> [WHAT YOU WILL DO] Look for the string "verified" and copy every line that has it.
====== STORED ROWS ======
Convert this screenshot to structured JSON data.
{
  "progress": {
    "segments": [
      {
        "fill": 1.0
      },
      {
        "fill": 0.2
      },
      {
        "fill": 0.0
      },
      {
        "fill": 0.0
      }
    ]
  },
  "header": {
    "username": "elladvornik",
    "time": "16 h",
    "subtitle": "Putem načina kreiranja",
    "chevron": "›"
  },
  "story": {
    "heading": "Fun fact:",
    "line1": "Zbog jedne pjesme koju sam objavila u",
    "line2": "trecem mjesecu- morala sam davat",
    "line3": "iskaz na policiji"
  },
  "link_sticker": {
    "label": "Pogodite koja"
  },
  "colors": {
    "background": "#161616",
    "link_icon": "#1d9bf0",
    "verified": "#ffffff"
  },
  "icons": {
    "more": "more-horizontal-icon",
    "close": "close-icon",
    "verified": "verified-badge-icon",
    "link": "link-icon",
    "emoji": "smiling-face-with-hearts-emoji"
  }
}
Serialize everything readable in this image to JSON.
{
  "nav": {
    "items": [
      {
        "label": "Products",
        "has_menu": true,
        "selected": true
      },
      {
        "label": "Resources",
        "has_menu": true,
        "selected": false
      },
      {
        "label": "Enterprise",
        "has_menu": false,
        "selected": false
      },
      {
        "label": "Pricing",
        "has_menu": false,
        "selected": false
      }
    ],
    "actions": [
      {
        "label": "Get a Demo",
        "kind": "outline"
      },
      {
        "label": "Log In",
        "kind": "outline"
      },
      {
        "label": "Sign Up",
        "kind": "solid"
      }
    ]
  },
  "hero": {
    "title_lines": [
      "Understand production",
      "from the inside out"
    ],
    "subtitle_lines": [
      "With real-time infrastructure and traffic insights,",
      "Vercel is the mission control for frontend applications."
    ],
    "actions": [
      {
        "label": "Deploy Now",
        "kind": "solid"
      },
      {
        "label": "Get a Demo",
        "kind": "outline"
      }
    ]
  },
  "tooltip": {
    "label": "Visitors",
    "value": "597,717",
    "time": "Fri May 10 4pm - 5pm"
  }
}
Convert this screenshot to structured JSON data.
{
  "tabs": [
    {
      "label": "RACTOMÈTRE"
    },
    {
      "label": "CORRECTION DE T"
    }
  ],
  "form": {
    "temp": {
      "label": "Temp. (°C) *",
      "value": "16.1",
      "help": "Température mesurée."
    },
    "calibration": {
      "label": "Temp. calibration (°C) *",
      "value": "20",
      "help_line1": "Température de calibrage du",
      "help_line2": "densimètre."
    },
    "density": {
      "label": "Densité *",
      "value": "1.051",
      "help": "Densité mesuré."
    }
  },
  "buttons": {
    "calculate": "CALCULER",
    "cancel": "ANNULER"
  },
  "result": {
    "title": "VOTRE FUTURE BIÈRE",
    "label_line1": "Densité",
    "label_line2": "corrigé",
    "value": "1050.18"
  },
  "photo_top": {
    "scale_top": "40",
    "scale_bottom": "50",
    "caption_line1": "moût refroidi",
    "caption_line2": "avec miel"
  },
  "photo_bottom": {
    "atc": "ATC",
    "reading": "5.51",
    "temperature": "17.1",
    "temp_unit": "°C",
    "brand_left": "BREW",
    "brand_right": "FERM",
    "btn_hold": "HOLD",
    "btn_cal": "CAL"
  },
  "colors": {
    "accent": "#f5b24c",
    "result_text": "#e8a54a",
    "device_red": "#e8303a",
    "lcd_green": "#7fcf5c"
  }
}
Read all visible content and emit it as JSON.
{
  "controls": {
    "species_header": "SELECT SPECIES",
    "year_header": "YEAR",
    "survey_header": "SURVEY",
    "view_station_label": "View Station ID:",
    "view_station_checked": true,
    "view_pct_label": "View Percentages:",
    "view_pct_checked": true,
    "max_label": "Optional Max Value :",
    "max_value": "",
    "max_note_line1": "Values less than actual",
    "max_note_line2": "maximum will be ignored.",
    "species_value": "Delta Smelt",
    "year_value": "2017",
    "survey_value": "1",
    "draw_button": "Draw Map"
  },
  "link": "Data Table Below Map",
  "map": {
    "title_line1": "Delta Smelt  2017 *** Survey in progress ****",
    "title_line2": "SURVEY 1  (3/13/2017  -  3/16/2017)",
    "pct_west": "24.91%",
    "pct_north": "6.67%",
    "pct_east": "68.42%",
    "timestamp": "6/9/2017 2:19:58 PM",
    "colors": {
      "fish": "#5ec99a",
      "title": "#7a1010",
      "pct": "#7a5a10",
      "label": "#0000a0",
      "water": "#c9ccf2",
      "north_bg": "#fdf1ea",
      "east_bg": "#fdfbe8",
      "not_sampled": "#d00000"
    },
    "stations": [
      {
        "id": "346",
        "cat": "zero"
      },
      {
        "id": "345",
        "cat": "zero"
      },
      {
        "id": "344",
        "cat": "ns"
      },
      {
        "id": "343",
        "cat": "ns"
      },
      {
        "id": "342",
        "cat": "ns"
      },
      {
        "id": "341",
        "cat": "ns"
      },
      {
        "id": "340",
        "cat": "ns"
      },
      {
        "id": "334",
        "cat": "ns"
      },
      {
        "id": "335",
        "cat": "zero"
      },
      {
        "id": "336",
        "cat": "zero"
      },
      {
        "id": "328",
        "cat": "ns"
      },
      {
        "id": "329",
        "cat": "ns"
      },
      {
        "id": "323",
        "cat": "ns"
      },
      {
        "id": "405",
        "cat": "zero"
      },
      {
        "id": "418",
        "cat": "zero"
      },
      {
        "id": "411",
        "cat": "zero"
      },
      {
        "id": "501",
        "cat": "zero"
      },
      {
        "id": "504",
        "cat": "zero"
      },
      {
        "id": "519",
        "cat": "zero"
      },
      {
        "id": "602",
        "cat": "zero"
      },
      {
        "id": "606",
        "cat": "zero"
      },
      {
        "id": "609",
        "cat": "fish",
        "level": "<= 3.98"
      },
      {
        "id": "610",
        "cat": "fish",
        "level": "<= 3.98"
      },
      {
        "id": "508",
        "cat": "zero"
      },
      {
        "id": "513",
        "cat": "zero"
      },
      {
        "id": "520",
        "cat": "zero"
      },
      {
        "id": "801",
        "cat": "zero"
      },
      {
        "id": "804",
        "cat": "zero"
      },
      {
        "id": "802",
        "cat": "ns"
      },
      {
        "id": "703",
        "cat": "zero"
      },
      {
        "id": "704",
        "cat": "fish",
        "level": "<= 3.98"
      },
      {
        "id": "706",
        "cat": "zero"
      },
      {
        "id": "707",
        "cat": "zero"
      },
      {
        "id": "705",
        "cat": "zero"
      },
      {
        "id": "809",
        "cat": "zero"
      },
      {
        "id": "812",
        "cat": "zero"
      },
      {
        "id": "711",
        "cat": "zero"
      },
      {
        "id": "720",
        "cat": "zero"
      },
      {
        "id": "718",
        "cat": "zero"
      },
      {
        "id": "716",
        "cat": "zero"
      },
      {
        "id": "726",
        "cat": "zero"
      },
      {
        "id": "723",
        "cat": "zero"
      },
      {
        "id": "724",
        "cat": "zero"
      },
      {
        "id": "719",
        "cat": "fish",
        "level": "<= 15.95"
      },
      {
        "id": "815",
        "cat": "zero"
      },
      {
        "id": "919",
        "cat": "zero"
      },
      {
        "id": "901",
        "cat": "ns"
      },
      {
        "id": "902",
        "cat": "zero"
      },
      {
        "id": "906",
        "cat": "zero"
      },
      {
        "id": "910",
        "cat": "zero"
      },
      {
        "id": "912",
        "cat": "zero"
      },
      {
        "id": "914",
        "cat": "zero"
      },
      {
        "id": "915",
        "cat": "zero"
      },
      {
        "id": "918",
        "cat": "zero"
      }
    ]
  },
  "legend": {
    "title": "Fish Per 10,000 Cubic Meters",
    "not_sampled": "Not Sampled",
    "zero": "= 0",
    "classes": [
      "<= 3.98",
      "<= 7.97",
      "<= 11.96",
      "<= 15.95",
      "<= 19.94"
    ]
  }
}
======
> [TASK RESULT]
    "verified": "#ffffff"
    "verified": "verified-badge-icon",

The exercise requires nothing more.